— Stated goal —
Which lines include the word "date"? Copy each of them.

# start of Source data

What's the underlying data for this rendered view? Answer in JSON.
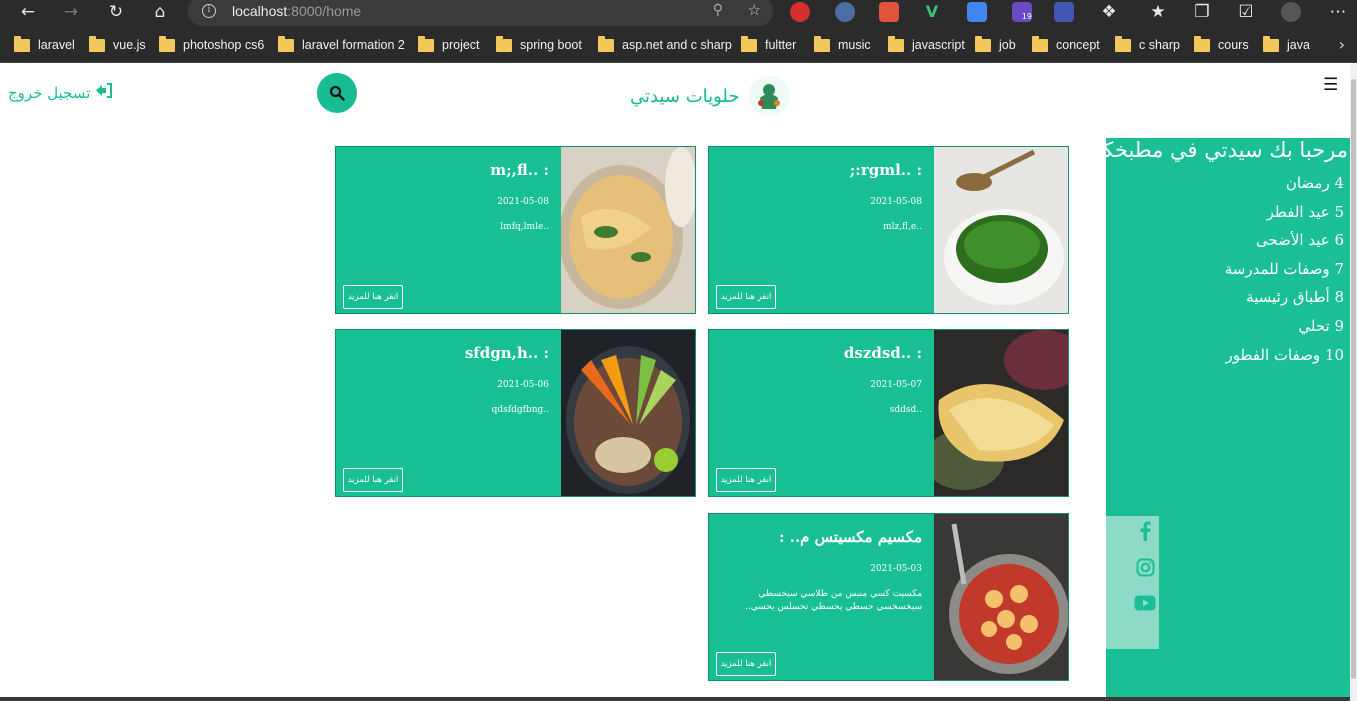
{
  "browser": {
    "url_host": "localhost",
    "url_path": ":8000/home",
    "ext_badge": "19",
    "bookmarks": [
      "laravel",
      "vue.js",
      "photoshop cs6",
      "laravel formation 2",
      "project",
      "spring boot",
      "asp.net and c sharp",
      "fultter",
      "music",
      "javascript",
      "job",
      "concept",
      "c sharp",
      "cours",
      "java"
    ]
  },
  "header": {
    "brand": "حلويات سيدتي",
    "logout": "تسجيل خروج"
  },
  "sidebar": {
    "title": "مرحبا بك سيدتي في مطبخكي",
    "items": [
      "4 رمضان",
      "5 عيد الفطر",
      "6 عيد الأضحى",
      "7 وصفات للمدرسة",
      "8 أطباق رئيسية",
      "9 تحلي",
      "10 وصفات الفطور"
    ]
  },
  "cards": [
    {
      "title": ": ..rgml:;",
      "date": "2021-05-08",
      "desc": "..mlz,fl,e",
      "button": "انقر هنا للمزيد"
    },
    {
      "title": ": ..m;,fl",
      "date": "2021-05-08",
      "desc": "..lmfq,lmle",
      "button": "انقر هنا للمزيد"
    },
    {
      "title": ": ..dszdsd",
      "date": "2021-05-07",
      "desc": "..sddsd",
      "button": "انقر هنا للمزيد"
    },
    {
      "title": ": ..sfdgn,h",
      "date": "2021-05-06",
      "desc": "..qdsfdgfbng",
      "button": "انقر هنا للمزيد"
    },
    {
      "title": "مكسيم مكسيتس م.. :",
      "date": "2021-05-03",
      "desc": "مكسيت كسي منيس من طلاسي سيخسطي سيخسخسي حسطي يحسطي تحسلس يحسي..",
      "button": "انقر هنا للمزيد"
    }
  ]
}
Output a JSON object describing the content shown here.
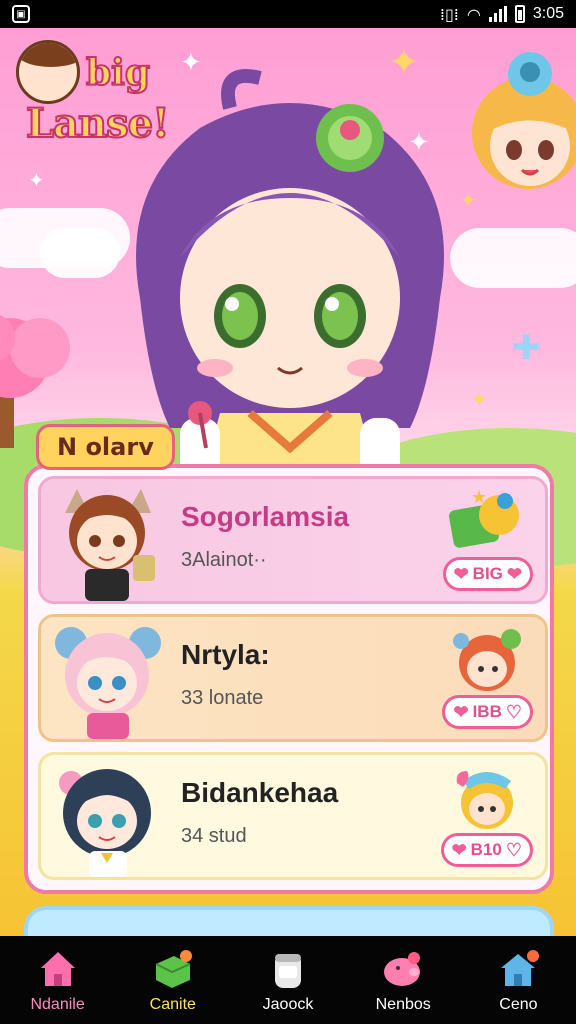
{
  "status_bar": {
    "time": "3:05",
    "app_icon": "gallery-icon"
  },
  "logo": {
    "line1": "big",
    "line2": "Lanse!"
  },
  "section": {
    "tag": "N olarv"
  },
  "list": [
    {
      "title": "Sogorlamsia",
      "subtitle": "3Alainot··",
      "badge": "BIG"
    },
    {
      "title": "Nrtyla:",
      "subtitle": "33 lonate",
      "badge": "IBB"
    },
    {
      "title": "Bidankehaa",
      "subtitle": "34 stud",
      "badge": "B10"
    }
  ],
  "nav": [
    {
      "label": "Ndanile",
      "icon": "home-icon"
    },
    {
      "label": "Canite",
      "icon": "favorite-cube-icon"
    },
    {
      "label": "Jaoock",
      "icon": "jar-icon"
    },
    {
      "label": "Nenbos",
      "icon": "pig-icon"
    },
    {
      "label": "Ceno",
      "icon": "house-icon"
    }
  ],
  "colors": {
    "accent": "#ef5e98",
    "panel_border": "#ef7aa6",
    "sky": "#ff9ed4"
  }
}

# end of Source data

— Response to the exercise —
      "date": "2021-05-08",
      "date": "2021-05-08",
      "date": "2021-05-07",
      "date": "2021-05-06",
      "date": "2021-05-03",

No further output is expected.